#### TRECHO DO TEXTO:
Professores da USP analisam estrutura das instituições brasileiras para explicar a crise do Senado
Desde fevereiro, uma série de denúncias contra parlamentares coloca em xeque o Poder Legislativo no Brasil. Escândalos como o dos 663 atos secretos e da distribuição de passagens aéreas compradas com verba pública levam um terço dos brasileiros a crer que não precisam do Congresso Nacional, segundo o Núcleo de Pesquisa de Políticas Públicas (NUPPs), da USP.
Aparentemente, o Congresso também não precisa dos brasileiros. Sérgio Moraes (PTB) disse que está “se lixando para a opinião pública” e o Conselho de Ética arquivou investigações parlamentares pelas quais a vontade pública muito ansiava.
Por que a relação entre o Congresso Nacional e a sociedade brasileira se desgastou tanto?
Problema histórico
Para Cristiane Kerches da Silva Leite, professora da Escola de Artes, Ciências e Humanidades (EACH), a degradação da Câmara dos Deputados e do Senado Federal é um processo histórico que passa tanto pela cultura política e institucional do país como pelo desafio de representar uma sociedade e um território tão desiguais.

#### DADOS FORNECIDOS:
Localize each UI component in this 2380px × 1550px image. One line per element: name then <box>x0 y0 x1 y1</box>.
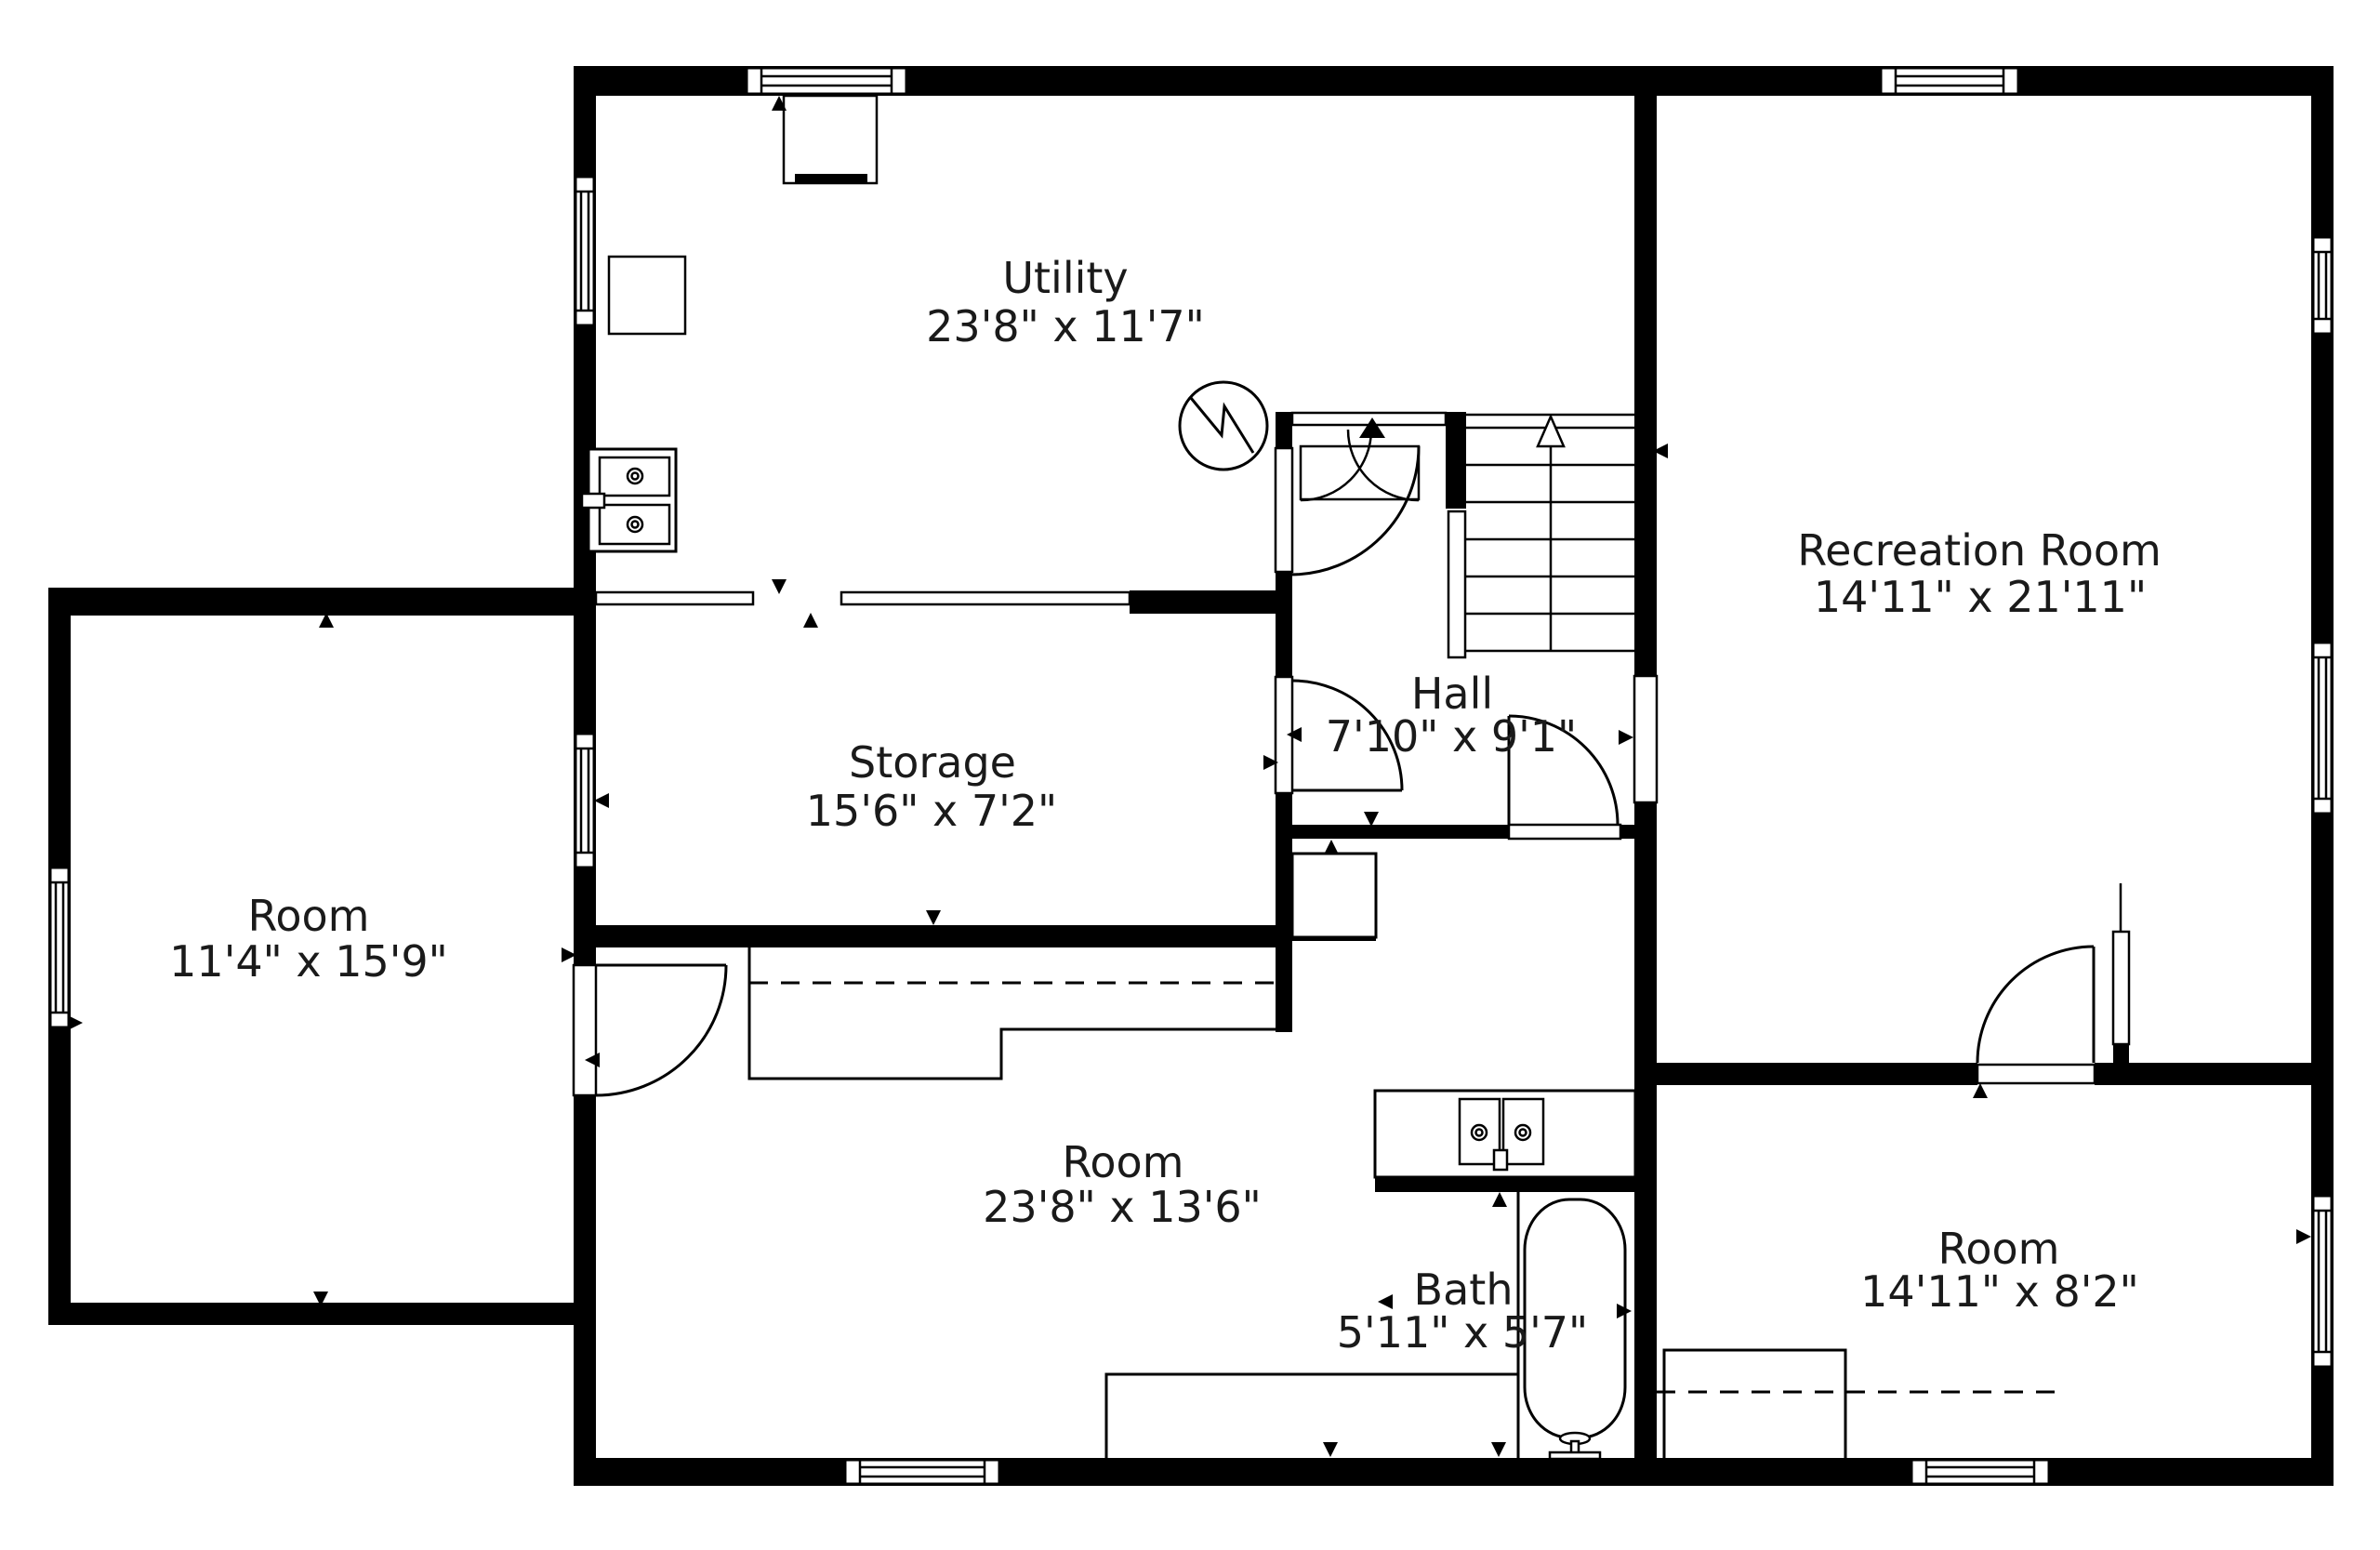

#### O QUE FAZER:
Dê continuidade ao texto sobre a crise do Senado, começando logo depois da última frase.

#### SUA RESPOSTA:
Segundo ela, o Brasil optou pelo modelo de democracia dos Estados Unidos, em que o Legislativo é dividido em duas Casas com o objetivo de garantir a representação tanto da diversidade de interesses e valores da população, através da Câmara dos Deputados; como da diversidade federativa, através do Senado.
Assim, os deputados brasileiros são eleitos proporcionalmente à população de seu Estado ou do Distrito Federal, enquanto os senadores são sempre três por unidade federativa.
No entanto, para instalar a democracia no Brasil, “partimos de um poder nacional constituído centralmente, num território enorme em que também se constituíram fortes poderes locais, de caráter não republicano”, diz Kerches. A professora explica que o coronelismo, baseado no mandonismo das elites rurais, marcou fortemente o desenvolvimento das nossas instituições.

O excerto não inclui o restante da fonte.